▸ What is needed
Below are some records. Say how many of their lines include the string "description", giving only the number.

[Extracted data entries]
= = = = = = =
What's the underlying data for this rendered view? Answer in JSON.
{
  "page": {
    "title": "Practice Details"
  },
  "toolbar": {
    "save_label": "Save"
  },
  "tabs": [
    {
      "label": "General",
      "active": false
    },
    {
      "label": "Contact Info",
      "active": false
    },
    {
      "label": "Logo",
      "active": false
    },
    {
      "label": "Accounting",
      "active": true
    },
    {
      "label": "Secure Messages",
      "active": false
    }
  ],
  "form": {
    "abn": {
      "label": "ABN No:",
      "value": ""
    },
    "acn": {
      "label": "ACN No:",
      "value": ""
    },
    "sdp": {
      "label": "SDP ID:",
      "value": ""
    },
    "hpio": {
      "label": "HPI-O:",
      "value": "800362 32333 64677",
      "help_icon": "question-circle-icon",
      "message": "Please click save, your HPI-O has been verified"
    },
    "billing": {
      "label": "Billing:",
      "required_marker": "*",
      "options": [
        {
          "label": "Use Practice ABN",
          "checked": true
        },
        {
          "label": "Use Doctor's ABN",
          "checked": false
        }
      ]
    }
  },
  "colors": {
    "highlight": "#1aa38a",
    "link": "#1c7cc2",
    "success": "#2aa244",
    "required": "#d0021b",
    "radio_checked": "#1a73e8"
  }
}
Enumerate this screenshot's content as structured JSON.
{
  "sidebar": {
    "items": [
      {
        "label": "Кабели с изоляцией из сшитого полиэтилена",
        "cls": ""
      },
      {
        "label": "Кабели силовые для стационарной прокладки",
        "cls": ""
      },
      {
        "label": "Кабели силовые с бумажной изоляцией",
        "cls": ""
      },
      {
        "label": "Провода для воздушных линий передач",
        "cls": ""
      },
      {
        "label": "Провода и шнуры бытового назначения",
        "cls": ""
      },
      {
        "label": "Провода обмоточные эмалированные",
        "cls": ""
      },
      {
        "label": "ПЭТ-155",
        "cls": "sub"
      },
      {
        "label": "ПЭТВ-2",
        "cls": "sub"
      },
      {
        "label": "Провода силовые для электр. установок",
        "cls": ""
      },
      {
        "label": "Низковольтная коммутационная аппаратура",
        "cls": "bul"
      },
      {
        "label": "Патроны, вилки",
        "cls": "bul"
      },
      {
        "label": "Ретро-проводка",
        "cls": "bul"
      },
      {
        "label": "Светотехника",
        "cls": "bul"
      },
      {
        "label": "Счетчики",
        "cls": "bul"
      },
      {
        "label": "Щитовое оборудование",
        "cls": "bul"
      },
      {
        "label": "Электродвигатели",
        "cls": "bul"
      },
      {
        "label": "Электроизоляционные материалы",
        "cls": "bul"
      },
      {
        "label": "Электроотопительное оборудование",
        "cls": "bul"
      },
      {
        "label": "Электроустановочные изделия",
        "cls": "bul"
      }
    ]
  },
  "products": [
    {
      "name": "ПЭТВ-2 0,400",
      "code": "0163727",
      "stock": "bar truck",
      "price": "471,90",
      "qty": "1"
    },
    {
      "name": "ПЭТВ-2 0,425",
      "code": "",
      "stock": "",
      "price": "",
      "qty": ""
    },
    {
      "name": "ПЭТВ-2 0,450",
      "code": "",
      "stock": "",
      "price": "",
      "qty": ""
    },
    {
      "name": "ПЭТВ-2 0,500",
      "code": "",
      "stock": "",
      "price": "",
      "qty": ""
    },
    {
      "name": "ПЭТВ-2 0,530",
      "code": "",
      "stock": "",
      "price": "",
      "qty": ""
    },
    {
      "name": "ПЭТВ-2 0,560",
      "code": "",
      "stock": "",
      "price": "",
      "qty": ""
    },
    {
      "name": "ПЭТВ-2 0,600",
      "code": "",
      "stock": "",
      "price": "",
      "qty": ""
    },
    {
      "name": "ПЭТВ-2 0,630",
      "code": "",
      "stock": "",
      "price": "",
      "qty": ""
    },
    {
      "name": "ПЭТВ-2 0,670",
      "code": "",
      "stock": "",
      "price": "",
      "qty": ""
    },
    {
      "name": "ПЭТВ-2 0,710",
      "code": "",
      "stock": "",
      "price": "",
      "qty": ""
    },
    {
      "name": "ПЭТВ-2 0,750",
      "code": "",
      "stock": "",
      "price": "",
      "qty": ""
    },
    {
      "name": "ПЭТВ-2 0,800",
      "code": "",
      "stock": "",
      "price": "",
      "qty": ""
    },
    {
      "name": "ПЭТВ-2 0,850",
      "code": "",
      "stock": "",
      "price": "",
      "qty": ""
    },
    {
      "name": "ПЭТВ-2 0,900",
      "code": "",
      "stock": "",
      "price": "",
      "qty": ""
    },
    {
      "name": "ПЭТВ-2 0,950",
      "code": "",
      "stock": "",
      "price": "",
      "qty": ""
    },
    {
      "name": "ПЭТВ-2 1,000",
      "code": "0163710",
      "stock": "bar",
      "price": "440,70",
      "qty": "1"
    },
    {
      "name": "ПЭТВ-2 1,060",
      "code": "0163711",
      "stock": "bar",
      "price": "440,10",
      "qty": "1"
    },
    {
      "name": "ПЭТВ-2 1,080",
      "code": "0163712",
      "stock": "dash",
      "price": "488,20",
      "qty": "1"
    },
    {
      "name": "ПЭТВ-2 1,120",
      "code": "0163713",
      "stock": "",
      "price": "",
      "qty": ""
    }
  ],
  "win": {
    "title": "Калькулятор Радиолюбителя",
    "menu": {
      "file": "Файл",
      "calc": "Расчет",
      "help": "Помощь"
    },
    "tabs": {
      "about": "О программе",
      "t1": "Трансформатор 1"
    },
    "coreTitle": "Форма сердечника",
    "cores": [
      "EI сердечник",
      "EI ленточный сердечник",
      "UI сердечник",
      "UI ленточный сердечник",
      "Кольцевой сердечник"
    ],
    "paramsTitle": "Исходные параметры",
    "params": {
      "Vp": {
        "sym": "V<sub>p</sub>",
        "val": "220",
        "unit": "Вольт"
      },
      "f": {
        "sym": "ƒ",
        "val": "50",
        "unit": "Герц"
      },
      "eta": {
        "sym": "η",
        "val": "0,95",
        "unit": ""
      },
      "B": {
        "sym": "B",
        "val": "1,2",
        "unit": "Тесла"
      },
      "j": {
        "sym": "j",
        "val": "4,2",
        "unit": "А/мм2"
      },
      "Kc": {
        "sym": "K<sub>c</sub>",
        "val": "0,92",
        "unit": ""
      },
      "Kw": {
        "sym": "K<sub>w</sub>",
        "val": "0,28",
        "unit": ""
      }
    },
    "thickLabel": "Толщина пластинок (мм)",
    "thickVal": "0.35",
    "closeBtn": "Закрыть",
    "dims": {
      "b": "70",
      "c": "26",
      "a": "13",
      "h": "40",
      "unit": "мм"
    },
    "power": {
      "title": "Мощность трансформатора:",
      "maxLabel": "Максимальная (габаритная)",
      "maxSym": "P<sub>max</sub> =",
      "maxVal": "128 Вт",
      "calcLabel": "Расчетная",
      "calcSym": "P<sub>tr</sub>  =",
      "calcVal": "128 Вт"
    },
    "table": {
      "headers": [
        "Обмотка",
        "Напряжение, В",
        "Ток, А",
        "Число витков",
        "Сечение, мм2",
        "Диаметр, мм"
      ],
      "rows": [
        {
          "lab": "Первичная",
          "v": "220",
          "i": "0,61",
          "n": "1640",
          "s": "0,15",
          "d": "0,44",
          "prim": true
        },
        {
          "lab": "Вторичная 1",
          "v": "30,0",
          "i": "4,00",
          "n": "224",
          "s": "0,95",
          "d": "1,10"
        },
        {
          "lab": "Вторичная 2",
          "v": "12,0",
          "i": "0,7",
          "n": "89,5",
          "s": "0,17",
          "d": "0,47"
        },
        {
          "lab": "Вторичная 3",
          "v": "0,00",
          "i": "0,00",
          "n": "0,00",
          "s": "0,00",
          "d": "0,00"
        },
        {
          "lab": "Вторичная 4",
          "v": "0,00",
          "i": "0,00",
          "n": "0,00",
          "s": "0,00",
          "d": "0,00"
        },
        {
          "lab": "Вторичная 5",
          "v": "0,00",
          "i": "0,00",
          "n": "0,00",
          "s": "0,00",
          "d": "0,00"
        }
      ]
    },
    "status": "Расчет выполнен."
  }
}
= = = = = = =
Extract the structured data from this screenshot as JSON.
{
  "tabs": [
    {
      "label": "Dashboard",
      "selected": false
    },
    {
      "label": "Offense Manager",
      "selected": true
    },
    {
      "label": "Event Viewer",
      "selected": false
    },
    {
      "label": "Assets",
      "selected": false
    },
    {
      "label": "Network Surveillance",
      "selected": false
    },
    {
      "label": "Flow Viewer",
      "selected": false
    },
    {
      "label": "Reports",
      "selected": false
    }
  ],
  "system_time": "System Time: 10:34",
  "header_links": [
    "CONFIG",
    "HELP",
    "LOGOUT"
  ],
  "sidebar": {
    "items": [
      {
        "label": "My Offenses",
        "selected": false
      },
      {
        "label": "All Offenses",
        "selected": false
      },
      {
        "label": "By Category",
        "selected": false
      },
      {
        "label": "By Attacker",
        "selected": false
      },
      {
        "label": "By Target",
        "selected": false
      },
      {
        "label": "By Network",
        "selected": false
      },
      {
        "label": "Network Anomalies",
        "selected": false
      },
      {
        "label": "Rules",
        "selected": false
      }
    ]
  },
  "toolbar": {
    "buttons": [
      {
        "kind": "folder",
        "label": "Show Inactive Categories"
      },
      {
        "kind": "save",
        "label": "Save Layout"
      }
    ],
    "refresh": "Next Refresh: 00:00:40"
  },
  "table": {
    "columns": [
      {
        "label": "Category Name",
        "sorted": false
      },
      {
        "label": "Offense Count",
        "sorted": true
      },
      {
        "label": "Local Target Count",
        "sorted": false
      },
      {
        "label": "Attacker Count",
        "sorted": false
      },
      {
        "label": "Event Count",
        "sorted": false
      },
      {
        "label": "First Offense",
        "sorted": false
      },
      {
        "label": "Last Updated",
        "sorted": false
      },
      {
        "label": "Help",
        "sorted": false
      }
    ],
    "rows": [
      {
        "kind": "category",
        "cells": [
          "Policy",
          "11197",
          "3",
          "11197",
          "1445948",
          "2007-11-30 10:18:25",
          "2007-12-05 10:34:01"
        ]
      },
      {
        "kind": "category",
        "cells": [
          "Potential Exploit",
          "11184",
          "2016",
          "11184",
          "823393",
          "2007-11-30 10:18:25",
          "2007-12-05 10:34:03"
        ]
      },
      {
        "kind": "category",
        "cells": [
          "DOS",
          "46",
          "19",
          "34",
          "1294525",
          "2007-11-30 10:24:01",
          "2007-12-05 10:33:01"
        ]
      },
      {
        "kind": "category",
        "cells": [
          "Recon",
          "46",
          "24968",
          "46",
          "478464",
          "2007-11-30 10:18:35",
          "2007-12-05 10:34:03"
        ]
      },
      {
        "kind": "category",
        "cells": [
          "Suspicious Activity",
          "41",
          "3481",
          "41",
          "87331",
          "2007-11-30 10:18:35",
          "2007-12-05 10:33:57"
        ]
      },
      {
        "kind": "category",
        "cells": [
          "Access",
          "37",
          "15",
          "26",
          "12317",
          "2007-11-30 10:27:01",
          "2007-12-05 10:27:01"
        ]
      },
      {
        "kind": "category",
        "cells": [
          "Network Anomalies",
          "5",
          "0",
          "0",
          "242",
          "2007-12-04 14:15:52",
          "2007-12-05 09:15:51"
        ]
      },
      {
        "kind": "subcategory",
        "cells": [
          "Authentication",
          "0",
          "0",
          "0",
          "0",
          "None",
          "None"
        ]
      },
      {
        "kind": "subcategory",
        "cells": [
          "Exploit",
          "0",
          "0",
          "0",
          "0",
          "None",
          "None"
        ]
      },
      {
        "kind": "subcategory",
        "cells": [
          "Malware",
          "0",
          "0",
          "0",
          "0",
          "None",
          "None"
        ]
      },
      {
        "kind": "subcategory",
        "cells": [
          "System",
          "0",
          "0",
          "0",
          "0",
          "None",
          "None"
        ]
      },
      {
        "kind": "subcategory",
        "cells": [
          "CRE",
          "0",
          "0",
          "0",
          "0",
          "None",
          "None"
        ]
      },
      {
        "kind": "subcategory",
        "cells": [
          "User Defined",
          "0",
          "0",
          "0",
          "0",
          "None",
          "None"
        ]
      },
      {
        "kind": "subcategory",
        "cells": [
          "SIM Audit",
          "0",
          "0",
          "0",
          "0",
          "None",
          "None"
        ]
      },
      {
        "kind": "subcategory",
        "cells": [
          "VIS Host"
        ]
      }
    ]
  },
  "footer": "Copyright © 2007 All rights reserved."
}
= = = = = = =
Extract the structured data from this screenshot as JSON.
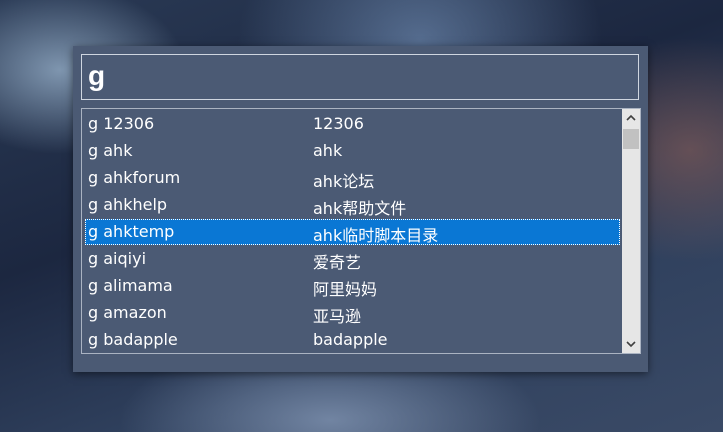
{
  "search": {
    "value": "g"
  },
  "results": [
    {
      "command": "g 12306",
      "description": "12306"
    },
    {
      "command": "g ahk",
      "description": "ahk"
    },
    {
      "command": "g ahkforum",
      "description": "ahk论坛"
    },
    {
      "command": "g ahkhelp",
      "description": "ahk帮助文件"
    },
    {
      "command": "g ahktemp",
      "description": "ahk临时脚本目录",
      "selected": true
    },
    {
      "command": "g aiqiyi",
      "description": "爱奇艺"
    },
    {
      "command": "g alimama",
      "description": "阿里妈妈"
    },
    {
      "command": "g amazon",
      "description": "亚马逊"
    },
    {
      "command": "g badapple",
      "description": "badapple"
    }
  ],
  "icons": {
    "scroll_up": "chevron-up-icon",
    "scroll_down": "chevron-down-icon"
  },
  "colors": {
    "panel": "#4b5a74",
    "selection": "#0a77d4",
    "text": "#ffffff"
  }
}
= = = = = = =
▸ Exercise answer
9